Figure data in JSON
++++++++
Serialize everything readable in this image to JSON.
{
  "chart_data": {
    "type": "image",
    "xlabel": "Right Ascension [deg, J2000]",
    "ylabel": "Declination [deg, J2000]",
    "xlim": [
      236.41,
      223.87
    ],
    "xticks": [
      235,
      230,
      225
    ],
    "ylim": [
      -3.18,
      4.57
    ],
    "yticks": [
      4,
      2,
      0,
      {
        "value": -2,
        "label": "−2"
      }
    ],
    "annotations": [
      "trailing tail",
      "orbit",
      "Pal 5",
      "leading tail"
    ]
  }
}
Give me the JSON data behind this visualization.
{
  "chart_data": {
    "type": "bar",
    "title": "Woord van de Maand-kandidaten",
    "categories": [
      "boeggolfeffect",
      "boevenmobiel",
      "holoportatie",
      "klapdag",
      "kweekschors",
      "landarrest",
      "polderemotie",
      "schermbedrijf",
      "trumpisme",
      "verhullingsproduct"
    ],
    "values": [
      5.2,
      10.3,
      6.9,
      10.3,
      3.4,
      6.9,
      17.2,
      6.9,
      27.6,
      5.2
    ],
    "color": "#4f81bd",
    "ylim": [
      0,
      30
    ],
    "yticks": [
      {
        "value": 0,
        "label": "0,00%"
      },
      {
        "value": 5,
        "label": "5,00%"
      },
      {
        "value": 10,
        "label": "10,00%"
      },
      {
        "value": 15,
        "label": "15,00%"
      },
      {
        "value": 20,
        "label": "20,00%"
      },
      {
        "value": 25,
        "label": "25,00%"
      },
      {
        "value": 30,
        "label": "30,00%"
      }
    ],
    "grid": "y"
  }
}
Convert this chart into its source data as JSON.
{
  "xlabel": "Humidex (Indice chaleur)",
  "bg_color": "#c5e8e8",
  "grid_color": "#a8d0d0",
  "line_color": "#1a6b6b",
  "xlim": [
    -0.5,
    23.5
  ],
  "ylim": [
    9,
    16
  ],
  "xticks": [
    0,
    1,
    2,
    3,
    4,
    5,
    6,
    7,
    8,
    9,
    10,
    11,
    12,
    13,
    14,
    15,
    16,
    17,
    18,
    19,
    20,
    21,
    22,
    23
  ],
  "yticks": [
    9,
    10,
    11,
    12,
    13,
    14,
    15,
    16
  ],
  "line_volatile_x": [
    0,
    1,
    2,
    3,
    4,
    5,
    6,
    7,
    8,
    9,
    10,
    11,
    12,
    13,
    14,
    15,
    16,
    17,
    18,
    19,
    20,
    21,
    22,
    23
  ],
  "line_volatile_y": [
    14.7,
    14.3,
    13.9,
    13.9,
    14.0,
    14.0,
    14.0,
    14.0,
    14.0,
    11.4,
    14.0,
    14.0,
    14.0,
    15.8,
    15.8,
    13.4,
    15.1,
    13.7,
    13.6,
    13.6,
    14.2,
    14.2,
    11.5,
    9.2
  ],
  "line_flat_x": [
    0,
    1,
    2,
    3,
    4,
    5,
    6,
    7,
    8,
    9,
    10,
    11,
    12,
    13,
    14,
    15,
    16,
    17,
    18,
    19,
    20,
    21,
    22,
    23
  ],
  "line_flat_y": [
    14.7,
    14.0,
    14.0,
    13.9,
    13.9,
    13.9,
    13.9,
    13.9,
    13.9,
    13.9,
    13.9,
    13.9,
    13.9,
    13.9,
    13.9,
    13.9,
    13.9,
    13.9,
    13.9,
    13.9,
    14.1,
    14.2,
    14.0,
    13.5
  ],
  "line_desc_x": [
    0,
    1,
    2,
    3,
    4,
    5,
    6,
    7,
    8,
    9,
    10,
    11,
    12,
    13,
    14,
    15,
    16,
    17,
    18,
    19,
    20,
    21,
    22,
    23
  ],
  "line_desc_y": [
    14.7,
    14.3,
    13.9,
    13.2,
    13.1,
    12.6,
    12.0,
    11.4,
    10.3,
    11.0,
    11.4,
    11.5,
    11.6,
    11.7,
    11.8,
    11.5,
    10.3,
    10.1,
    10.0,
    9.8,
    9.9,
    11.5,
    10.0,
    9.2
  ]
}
++++++++
- THE TASK
Copy each line above that contains the string "this".

- RIGHT ANSWER
Serialize everything readable in this image to JSON.
Give me the JSON data behind this visualization.
Convert this chart into its source data as JSON.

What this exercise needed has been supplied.